Entries with figure data:
*****

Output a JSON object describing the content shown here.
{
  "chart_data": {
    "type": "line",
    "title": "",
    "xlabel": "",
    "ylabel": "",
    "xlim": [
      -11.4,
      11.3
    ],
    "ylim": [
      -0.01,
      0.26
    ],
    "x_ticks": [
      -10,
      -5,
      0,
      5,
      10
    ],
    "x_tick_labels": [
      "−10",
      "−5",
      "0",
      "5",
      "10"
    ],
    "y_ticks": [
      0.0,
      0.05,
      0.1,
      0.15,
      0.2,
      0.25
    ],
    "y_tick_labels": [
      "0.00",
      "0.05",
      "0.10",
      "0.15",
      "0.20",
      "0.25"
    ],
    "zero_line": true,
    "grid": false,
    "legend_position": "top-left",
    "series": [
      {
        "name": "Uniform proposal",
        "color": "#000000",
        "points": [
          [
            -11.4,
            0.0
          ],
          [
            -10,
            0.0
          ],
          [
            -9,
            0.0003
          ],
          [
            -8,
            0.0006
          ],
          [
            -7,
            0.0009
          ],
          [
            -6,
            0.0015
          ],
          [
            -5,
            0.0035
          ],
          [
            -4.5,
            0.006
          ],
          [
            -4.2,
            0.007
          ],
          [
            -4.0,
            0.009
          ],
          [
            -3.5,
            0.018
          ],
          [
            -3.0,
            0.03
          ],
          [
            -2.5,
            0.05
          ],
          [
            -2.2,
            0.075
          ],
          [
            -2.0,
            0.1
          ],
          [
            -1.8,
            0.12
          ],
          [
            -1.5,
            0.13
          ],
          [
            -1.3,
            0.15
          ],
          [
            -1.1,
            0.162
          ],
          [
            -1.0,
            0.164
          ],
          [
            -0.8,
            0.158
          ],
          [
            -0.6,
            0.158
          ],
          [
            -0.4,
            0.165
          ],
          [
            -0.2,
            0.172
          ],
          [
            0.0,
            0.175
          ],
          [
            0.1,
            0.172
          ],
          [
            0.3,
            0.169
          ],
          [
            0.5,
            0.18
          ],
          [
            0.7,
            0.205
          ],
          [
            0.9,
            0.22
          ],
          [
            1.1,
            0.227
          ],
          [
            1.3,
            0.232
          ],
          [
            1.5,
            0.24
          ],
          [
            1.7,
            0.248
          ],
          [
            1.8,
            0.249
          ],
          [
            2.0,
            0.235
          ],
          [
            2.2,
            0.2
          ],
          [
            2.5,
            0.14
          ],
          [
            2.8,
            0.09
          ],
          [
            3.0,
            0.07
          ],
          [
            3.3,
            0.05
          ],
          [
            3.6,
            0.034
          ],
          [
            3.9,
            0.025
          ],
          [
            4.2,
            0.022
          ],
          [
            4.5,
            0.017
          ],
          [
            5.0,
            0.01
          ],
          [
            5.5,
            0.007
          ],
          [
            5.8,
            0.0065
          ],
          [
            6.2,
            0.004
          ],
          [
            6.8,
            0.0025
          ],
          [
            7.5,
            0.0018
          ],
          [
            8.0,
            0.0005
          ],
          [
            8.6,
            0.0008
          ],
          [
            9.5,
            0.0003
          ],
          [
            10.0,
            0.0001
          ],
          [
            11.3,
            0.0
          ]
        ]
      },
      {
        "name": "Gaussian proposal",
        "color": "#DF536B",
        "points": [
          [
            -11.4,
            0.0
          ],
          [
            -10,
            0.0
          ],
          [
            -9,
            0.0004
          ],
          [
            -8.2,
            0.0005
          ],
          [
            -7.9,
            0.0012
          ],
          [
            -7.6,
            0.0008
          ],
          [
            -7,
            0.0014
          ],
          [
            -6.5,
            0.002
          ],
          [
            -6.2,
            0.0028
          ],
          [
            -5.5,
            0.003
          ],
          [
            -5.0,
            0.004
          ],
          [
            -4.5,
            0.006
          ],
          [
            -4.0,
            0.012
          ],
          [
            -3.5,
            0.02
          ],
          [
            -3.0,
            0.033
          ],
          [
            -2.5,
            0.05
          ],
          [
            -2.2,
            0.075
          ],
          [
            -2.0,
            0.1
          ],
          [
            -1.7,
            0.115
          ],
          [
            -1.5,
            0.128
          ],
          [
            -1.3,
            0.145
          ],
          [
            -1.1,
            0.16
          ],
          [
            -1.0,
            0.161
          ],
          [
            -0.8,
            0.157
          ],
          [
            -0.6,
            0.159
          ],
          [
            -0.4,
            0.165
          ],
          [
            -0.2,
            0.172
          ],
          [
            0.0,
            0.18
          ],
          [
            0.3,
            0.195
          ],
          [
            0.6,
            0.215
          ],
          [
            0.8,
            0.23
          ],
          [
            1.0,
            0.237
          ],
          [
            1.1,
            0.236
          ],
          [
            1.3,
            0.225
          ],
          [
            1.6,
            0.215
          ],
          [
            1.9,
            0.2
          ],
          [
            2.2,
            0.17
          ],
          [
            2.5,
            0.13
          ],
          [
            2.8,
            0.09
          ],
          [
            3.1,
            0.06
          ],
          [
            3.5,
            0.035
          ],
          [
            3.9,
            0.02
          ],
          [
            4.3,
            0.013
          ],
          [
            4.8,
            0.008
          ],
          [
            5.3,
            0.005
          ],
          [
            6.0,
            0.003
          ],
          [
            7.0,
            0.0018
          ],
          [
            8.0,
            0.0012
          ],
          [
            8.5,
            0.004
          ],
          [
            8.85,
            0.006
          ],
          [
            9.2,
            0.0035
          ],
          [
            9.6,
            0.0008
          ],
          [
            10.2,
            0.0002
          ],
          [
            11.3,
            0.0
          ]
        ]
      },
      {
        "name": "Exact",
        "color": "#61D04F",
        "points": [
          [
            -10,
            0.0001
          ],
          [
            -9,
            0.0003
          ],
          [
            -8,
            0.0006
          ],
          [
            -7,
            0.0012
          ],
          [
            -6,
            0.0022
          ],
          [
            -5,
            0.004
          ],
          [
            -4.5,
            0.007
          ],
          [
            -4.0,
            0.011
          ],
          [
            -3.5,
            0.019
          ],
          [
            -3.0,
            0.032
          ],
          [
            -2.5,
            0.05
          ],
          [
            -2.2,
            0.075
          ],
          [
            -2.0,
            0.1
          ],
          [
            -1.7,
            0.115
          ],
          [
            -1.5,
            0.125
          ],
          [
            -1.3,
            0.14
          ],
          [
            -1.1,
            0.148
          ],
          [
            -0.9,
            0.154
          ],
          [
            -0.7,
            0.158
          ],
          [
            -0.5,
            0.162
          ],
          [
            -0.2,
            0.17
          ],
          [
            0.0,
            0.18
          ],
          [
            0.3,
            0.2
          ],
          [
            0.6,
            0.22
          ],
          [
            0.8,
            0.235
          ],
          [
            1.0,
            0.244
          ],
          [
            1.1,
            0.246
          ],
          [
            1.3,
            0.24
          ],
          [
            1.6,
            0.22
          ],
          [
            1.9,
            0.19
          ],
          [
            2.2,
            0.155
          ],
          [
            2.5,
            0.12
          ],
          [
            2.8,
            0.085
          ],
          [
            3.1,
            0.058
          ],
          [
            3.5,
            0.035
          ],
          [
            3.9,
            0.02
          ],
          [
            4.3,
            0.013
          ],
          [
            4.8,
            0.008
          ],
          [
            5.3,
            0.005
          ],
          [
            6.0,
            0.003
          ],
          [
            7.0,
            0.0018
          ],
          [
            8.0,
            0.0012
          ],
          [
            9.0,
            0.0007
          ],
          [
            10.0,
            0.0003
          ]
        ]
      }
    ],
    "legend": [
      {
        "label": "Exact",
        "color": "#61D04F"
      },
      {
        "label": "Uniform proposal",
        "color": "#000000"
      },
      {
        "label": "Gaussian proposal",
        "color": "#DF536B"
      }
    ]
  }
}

*****

■ **Stated task**
Faithfully transcribe the whole of the data.

■ **Written answer**
Output a JSON object describing the content shown here.
{
  "chart_data": {
    "type": "line",
    "title": "",
    "xlabel": "",
    "ylabel": "",
    "xlim": [
      -11.4,
      11.3
    ],
    "ylim": [
      -0.01,
      0.26
    ],
    "x_ticks": [
      -10,
      -5,
      0,
      5,
      10
    ],
    "x_tick_labels": [
      "−10",
      "−5",
      "0",
      "5",
      "10"
    ],
    "y_ticks": [
      0.0,
      0.05,
      0.1,
      0.15,
      0.2,
      0.25
    ],
    "y_tick_labels": [
      "0.00",
      "0.05",
      "0.10",
      "0.15",
      "0.20",
      "0.25"
    ],
    "zero_line": true,
    "grid": false,
    "legend_position": "top-left",
    "series": [
      {
        "name": "Uniform proposal",
        "color": "#000000",
        "points": [
          [
            -11.4,
            0.0
          ],
          [
            -10,
            0.0
          ],
          [
            -9,
            0.0003
          ],
          [
            -8,
            0.0006
          ],
          [
            -7,
            0.0009
          ],
          [
            -6,
            0.0015
          ],
          [
            -5,
            0.0035
          ],
          [
            -4.5,
            0.006
          ],
          [
            -4.2,
            0.007
          ],
          [
            -4.0,
            0.009
          ],
          [
            -3.5,
            0.018
          ],
          [
            -3.0,
            0.03
          ],
          [
            -2.5,
            0.05
          ],
          [
            -2.2,
            0.075
          ],
          [
            -2.0,
            0.1
          ],
          [
            -1.8,
            0.12
          ],
          [
            -1.5,
            0.13
          ],
          [
            -1.3,
            0.15
          ],
          [
            -1.1,
            0.162
          ],
          [
            -1.0,
            0.164
          ],
          [
            -0.8,
            0.158
          ],
          [
            -0.6,
            0.158
          ],
          [
            -0.4,
            0.165
          ],
          [
            -0.2,
            0.172
          ],
          [
            0.0,
            0.175
          ],
          [
            0.1,
            0.172
          ],
          [
            0.3,
            0.169
          ],
          [
            0.5,
            0.18
          ],
          [
            0.7,
            0.205
          ],
          [
            0.9,
            0.22
          ],
          [
            1.1,
            0.227
          ],
          [
            1.3,
            0.232
          ],
          [
            1.5,
            0.24
          ],
          [
            1.7,
            0.248
          ],
          [
            1.8,
            0.249
          ],
          [
            2.0,
            0.235
          ],
          [
            2.2,
            0.2
          ],
          [
            2.5,
            0.14
          ],
          [
            2.8,
            0.09
          ],
          [
            3.0,
            0.07
          ],
          [
            3.3,
            0.05
          ],
          [
            3.6,
            0.034
          ],
          [
            3.9,
            0.025
          ],
          [
            4.2,
            0.022
          ],
          [
            4.5,
            0.017
          ],
          [
            5.0,
            0.01
          ],
          [
            5.5,
            0.007
          ],
          [
            5.8,
            0.0065
          ],
          [
            6.2,
            0.004
          ],
          [
            6.8,
            0.0025
          ],
          [
            7.5,
            0.0018
          ],
          [
            8.0,
            0.0005
          ],
          [
            8.6,
            0.0008
          ],
          [
            9.5,
            0.0003
          ],
          [
            10.0,
            0.0001
          ],
          [
            11.3,
            0.0
          ]
        ]
      },
      {
        "name": "Gaussian proposal",
        "color": "#DF536B",
        "points": [
          [
            -11.4,
            0.0
          ],
          [
            -10,
            0.0
          ],
          [
            -9,
            0.0004
          ],
          [
            -8.2,
            0.0005
          ],
          [
            -7.9,
            0.0012
          ],
          [
            -7.6,
            0.0008
          ],
          [
            -7,
            0.0014
          ],
          [
            -6.5,
            0.002
          ],
          [
            -6.2,
            0.0028
          ],
          [
            -5.5,
            0.003
          ],
          [
            -5.0,
            0.004
          ],
          [
            -4.5,
            0.006
          ],
          [
            -4.0,
            0.012
          ],
          [
            -3.5,
            0.02
          ],
          [
            -3.0,
            0.033
          ],
          [
            -2.5,
            0.05
          ],
          [
            -2.2,
            0.075
          ],
          [
            -2.0,
            0.1
          ],
          [
            -1.7,
            0.115
          ],
          [
            -1.5,
            0.128
          ],
          [
            -1.3,
            0.145
          ],
          [
            -1.1,
            0.16
          ],
          [
            -1.0,
            0.161
          ],
          [
            -0.8,
            0.157
          ],
          [
            -0.6,
            0.159
          ],
          [
            -0.4,
            0.165
          ],
          [
            -0.2,
            0.172
          ],
          [
            0.0,
            0.18
          ],
          [
            0.3,
            0.195
          ],
          [
            0.6,
            0.215
          ],
          [
            0.8,
            0.23
          ],
          [
            1.0,
            0.237
          ],
          [
            1.1,
            0.236
          ],
          [
            1.3,
            0.225
          ],
          [
            1.6,
            0.215
          ],
          [
            1.9,
            0.2
          ],
          [
            2.2,
            0.17
          ],
          [
            2.5,
            0.13
          ],
          [
            2.8,
            0.09
          ],
          [
            3.1,
            0.06
          ],
          [
            3.5,
            0.035
          ],
          [
            3.9,
            0.02
          ],
          [
            4.3,
            0.013
          ],
          [
            4.8,
            0.008
          ],
          [
            5.3,
            0.005
          ],
          [
            6.0,
            0.003
          ],
          [
            7.0,
            0.0018
          ],
          [
            8.0,
            0.0012
          ],
          [
            8.5,
            0.004
          ],
          [
            8.85,
            0.006
          ],
          [
            9.2,
            0.0035
          ],
          [
            9.6,
            0.0008
          ],
          [
            10.2,
            0.0002
          ],
          [
            11.3,
            0.0
          ]
        ]
      },
      {
        "name": "Exact",
        "color": "#61D04F",
        "points": [
          [
            -10,
            0.0001
          ],
          [
            -9,
            0.0003
          ],
          [
            -8,
            0.0006
          ],
          [
            -7,
            0.0012
          ],
          [
            -6,
            0.0022
          ],
          [
            -5,
            0.004
          ],
          [
            -4.5,
            0.007
          ],
          [
            -4.0,
            0.011
          ],
          [
            -3.5,
            0.019
          ],
          [
            -3.0,
            0.032
          ],
          [
            -2.5,
            0.05
          ],
          [
            -2.2,
            0.075
          ],
          [
            -2.0,
            0.1
          ],
          [
            -1.7,
            0.115
          ],
          [
            -1.5,
            0.125
          ],
          [
            -1.3,
            0.14
          ],
          [
            -1.1,
            0.148
          ],
          [
            -0.9,
            0.154
          ],
          [
            -0.7,
            0.158
          ],
          [
            -0.5,
            0.162
          ],
          [
            -0.2,
            0.17
          ],
          [
            0.0,
            0.18
          ],
          [
            0.3,
            0.2
          ],
          [
            0.6,
            0.22
          ],
          [
            0.8,
            0.235
          ],
          [
            1.0,
            0.244
          ],
          [
            1.1,
            0.246
          ],
          [
            1.3,
            0.24
          ],
          [
            1.6,
            0.22
          ],
          [
            1.9,
            0.19
          ],
          [
            2.2,
            0.155
          ],
          [
            2.5,
            0.12
          ],
          [
            2.8,
            0.085
          ],
          [
            3.1,
            0.058
          ],
          [
            3.5,
            0.035
          ],
          [
            3.9,
            0.02
          ],
          [
            4.3,
            0.013
          ],
          [
            4.8,
            0.008
          ],
          [
            5.3,
            0.005
          ],
          [
            6.0,
            0.003
          ],
          [
            7.0,
            0.0018
          ],
          [
            8.0,
            0.0012
          ],
          [
            9.0,
            0.0007
          ],
          [
            10.0,
            0.0003
          ]
        ]
      }
    ],
    "legend": [
      {
        "label": "Exact",
        "color": "#61D04F"
      },
      {
        "label": "Uniform proposal",
        "color": "#000000"
      },
      {
        "label": "Gaussian proposal",
        "color": "#DF536B"
      }
    ]
  }
}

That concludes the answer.